- TASK ITEM -
If a line of the records holds the word "food", copy it out.

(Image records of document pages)
+ + + +

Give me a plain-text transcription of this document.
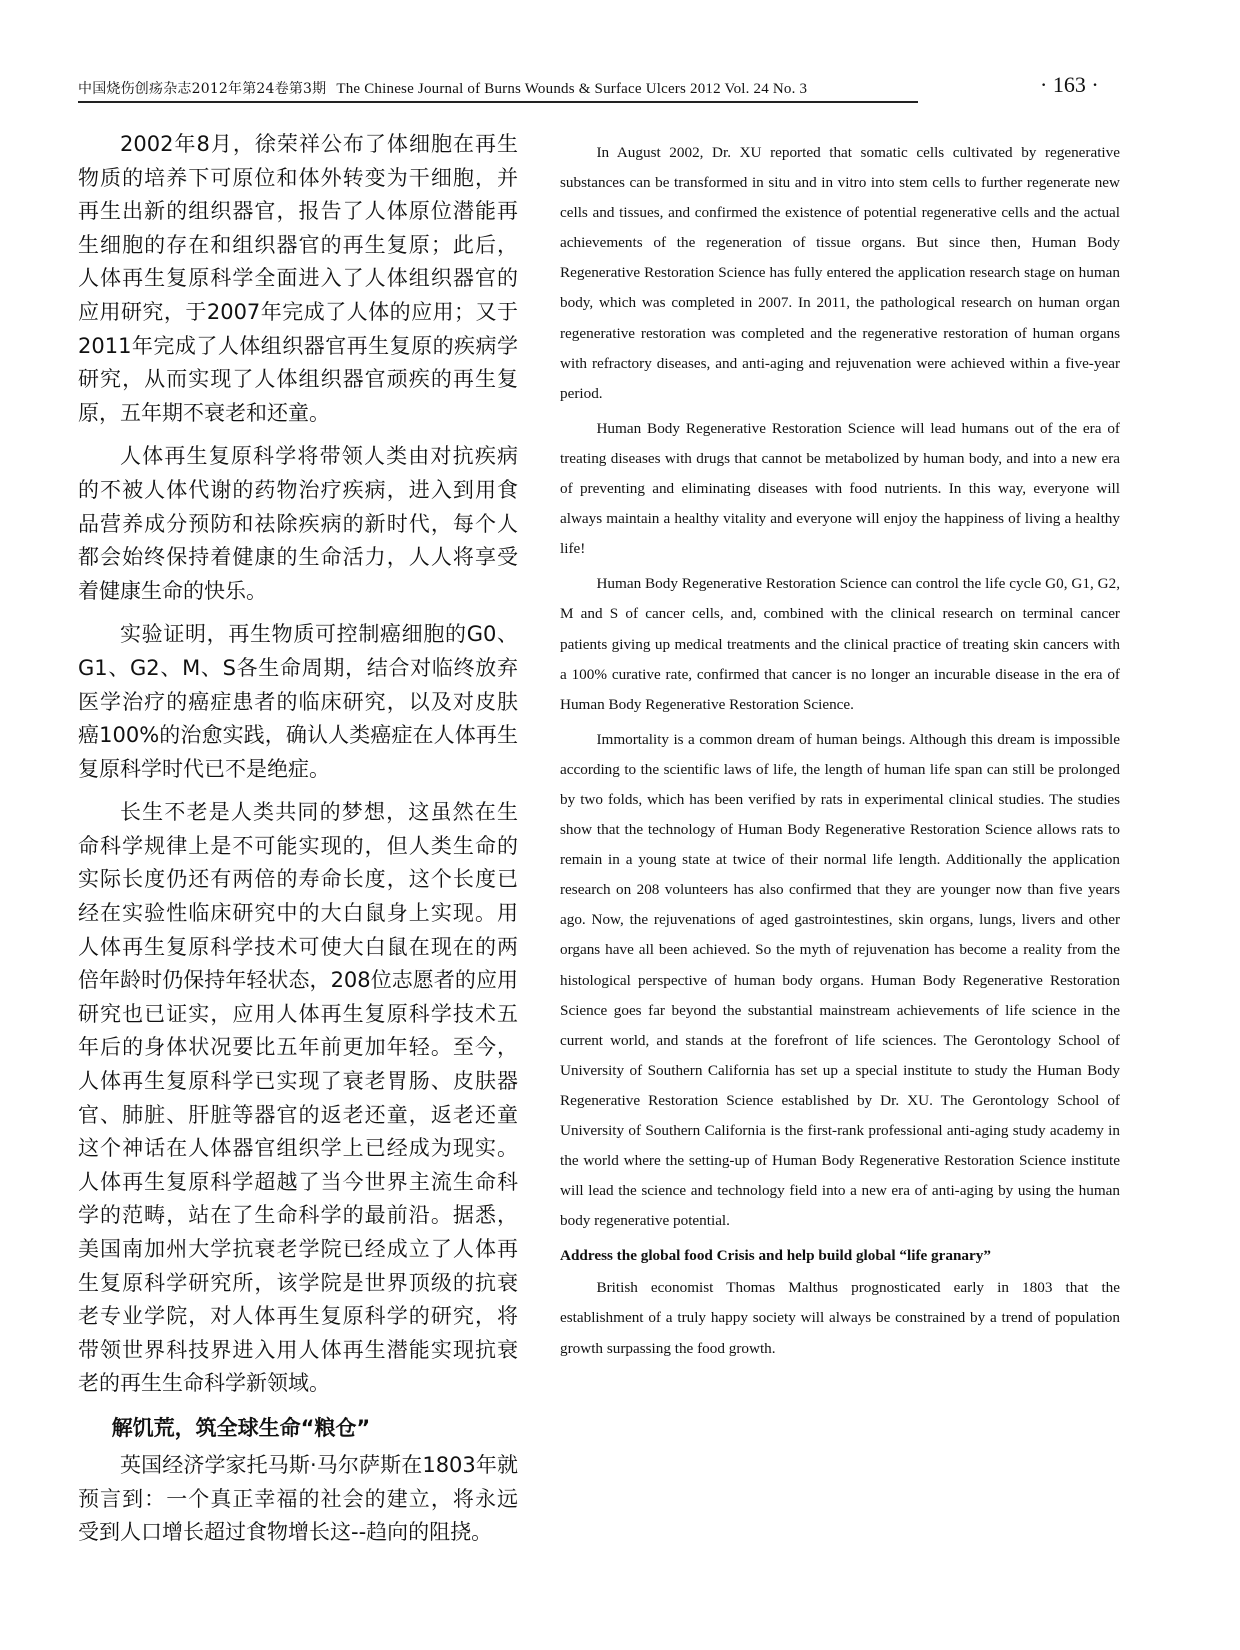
中国烧伤创疡杂志2012年第24卷第3期 The Chinese Journal of Burns Wounds & Surface Ulcers 2012 Vol. 24 No. 3	· 163 ·

2002年8月，徐荣祥公布了体细胞在再生物质的培养下可原位和体外转变为干细胞，并再生出新的组织器官，报告了人体原位潜能再生细胞的存在和组织器官的再生复原；此后，人体再生复原科学全面进入了人体组织器官的应用研究，于2007年完成了人体的应用；又于2011年完成了人体组织器官再生复原的疾病学研究，从而实现了人体组织器官顽疾的再生复原，五年期不衰老和还童。

人体再生复原科学将带领人类由对抗疾病的不被人体代谢的药物治疗疾病，进入到用食品营养成分预防和祛除疾病的新时代，每个人都会始终保持着健康的生命活力，人人将享受着健康生命的快乐。

实验证明，再生物质可控制癌细胞的G0、G1、G2、M、S各生命周期，结合对临终放弃医学治疗的癌症患者的临床研究，以及对皮肤癌100%的治愈实践，确认人类癌症在人体再生复原科学时代已不是绝症。

长生不老是人类共同的梦想，这虽然在生命科学规律上是不可能实现的，但人类生命的实际长度仍还有两倍的寿命长度，这个长度已经在实验性临床研究中的大白鼠身上实现。用人体再生复原科学技术可使大白鼠在现在的两倍年龄时仍保持年轻状态，208位志愿者的应用研究也已证实，应用人体再生复原科学技术五年后的身体状况要比五年前更加年轻。至今，人体再生复原科学已实现了衰老胃肠、皮肤器官、肺脏、肝脏等器官的返老还童，返老还童这个神话在人体器官组织学上已经成为现实。人体再生复原科学超越了当今世界主流生命科学的范畴，站在了生命科学的最前沿。据悉，美国南加州大学抗衰老学院已经成立了人体再生复原科学研究所，该学院是世界顶级的抗衰老专业学院，对人体再生复原科学的研究，将带领世界科技界进入用人体再生潜能实现抗衰老的再生生命科学新领域。

解饥荒，筑全球生命“粮仓”

英国经济学家托马斯·马尔萨斯在1803年就预言到：一个真正幸福的社会的建立，将永远受到人口增长超过食物增长这--趋向的阻挠。

In August 2002, Dr. XU reported that somatic cells cultivated by regenerative substances can be transformed in situ and in vitro into stem cells to further regenerate new cells and tissues, and confirmed the existence of potential regenerative cells and the actual achievements of the regeneration of tissue organs. But since then, Human Body Regenerative Restoration Science has fully entered the application research stage on human body, which was completed in 2007. In 2011, the pathological research on human organ regenerative restoration was completed and the regenerative restoration of human organs with refractory diseases, and anti-aging and rejuvenation were achieved within a five-year period.

Human Body Regenerative Restoration Science will lead humans out of the era of treating diseases with drugs that cannot be metabolized by human body, and into a new era of preventing and eliminating diseases with food nutrients. In this way, everyone will always maintain a healthy vitality and everyone will enjoy the happiness of living a healthy life!

Human Body Regenerative Restoration Science can control the life cycle G0, G1, G2, M and S of cancer cells, and, combined with the clinical research on terminal cancer patients giving up medical treatments and the clinical practice of treating skin cancers with a 100% curative rate, confirmed that cancer is no longer an incurable disease in the era of Human Body Regenerative Restoration Science.

Immortality is a common dream of human beings. Although this dream is impossible according to the scientific laws of life, the length of human life span can still be prolonged by two folds, which has been verified by rats in experimental clinical studies. The studies show that the technology of Human Body Regenerative Restoration Science allows rats to remain in a young state at twice of their normal life length. Additionally the application research on 208 volunteers has also confirmed that they are younger now than five years ago. Now, the rejuvenations of aged gastrointestines, skin organs, lungs, livers and other organs have all been achieved. So the myth of rejuvenation has become a reality from the histological perspective of human body organs. Human Body Regenerative Restoration Science goes far beyond the substantial mainstream achievements of life science in the current world, and stands at the forefront of life sciences. The Gerontology School of University of Southern California has set up a special institute to study the Human Body Regenerative Restoration Science established by Dr. XU. The Gerontology School of University of Southern California is the first-rank professional anti-aging study academy in the world where the setting-up of Human Body Regenerative Restoration Science institute will lead the science and technology field into a new era of anti-aging by using the human body regenerative potential.

Address the global food Crisis and help build global “life granary”

British economist Thomas Malthus prognosticated early in 1803 that the establishment of a truly happy society will always be constrained by a trend of population growth surpassing the food growth.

+ + + +

- THE COMPLETED TASK -
Human Body Regenerative Restoration Science will lead humans out of the era of treating diseases with drugs that cannot be metabolized by human body, and into a new era of preventing and eliminating diseases with food nutrients. In this way, everyone will always maintain a healthy vitality and everyone will enjoy the happiness of living a healthy life!
Address the global food Crisis and help build global “life granary”
British economist Thomas Malthus prognosticated early in 1803 that the establishment of a truly happy society will always be constrained by a trend of population growth surpassing the food growth.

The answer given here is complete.